● Problem A:
Translate this sentence from the passage on Defense Department cybersecurity oversight into Spanish: "The Department’s deficiencies in this area have manifested themselves in several oversight reports."

● Document passage:
——————
The Department’s deficiencies in this area have manifested themselves in several oversight reports. Most notably, an August, 2021 General Accountability Office (GAO) report 21-250SU, “Mission Assurance: Actions Needed to Improve DoD’s Cyber Risk Management of Utility-Related Control Systems,” recommended that the DoD and the military services take actions to fully address five leading practices, issue guidance to establish program standards for assessing control systems risks and implement actions to prioritize risk management efforts.
Over the past several years, Congress has also requested several CS/OT-related actions and reports from the DoD, including Section 1647 of the FY2016 NDAA, which requested insight to the cyber vulnerabilities of weapon systems; Section 1650 of the FY2017 NDAA, which directed a pilot program to explore new methodologies to defend control systems against cyberattacks (Congress has yet to receive the requested report on the few pilot assessments); Section 1639 of the FY2018 NDAA, which directed CS/OT be included in the Cyber Scorecard to the Secretary of Defense; and Section 1643 of the FY2019 NDAA which directed the Secretary of Defense to designate one official to be responsible for matters relating to integrating cybersecurity and industrial control systems for the DoD. With regard to the latter, it appears that the DoD sent a single email stating that the CIO would serve as the lead, however, it made no formal declaration of this, nor did it ever delineate any new authorities for this person.
——————
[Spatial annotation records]
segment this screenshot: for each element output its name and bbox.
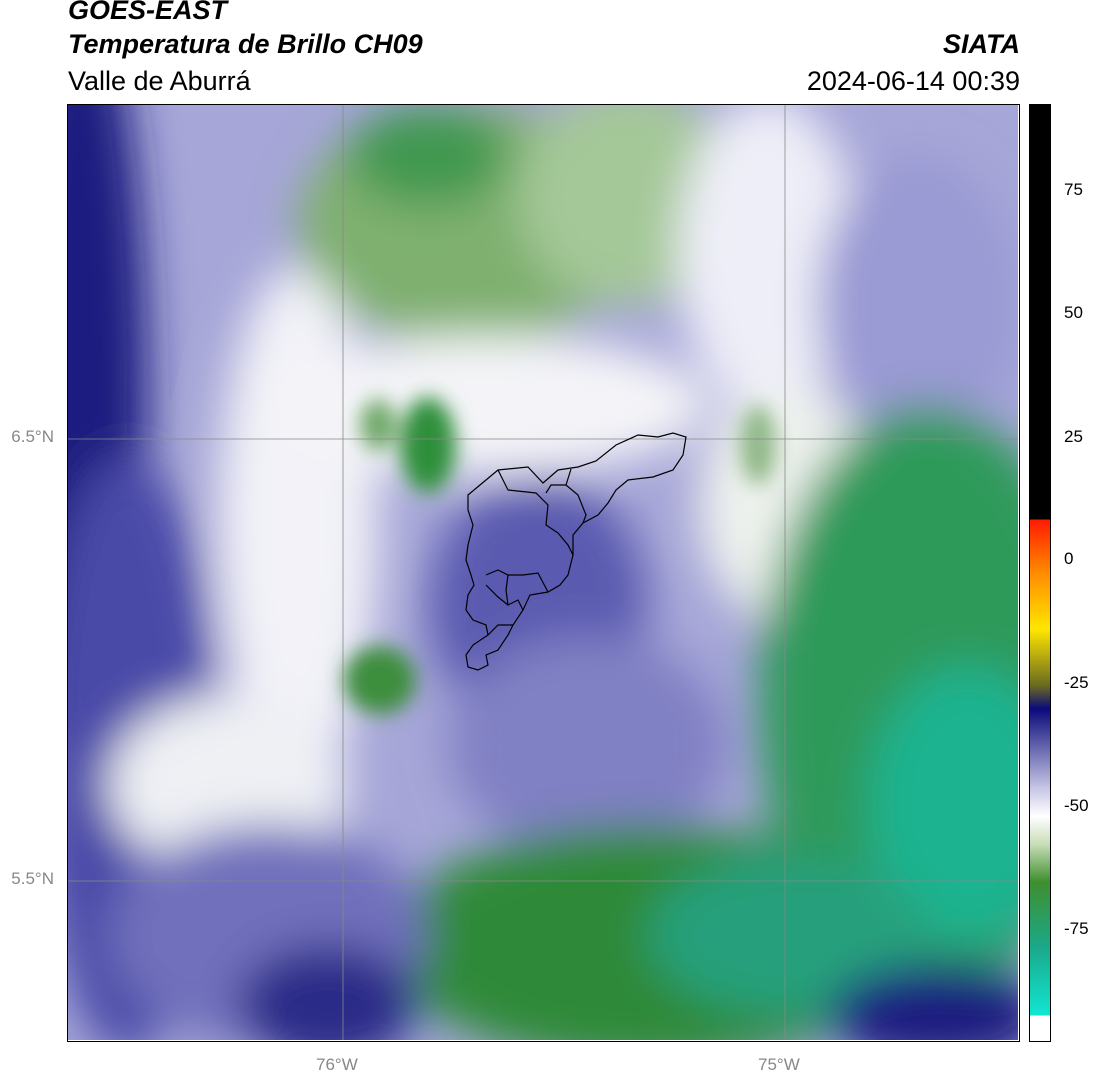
small-features — [344, 397, 776, 714]
map-canvas — [68, 105, 1018, 1040]
satellite-title: GOES-EAST — [68, 0, 228, 25]
colorbar-tick-0: 0 — [1064, 549, 1074, 568]
colorbar-tick-minus-75: -75 — [1064, 919, 1089, 938]
lon-tick-76w: 76°W — [316, 1055, 358, 1074]
region-label: Valle de Aburrá — [68, 66, 251, 96]
lon-tick-75w: 75°W — [758, 1055, 800, 1074]
colorbar — [1029, 104, 1051, 1042]
colorbar-tick-minus-50: -50 — [1064, 796, 1089, 815]
colorbar-tick-25: 25 — [1064, 427, 1083, 446]
cloud-field — [68, 105, 1018, 1040]
institution-label: SIATA — [943, 29, 1020, 59]
lat-tick-5-5n: 5.5°N — [11, 869, 54, 888]
colorbar-tick-75: 75 — [1064, 180, 1083, 199]
municipal-boundaries — [465, 432, 687, 671]
colorbar-tick-50: 50 — [1064, 303, 1083, 322]
brightness-temperature-map — [67, 104, 1020, 1042]
lat-tick-6-5n: 6.5°N — [11, 427, 54, 446]
colorbar-tick-minus-25: -25 — [1064, 673, 1089, 692]
datetime-label: 2024-06-14 00:39 — [806, 66, 1020, 96]
product-title: Temperatura de Brillo CH09 — [68, 29, 423, 59]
——————
● Problem B:
Arrange the lines of the records from the line with "small-features — [344, 397, 776, 714]" to the line with "colorbar — [1029, 104, 1051, 1042]" as a numbered list, leaving out any blank lines.

● Task answer A:
Las deficiencias del Departamento en este ámbito se han manifestado en varios informes de supervisión.

● Task answer B:
1. small-features — [344, 397, 776, 714]
2. map-canvas — [68, 105, 1018, 1040]
3. satellite-title: GOES-EAST — [68, 0, 228, 25]
4. colorbar-tick-0: 0 — [1064, 549, 1074, 568]
5. colorbar-tick-minus-75: -75 — [1064, 919, 1089, 938]
6. lon-tick-76w: 76°W — [316, 1055, 358, 1074]
7. region-label: Valle de Aburrá — [68, 66, 251, 96]
8. lon-tick-75w: 75°W — [758, 1055, 800, 1074]
9. colorbar — [1029, 104, 1051, 1042]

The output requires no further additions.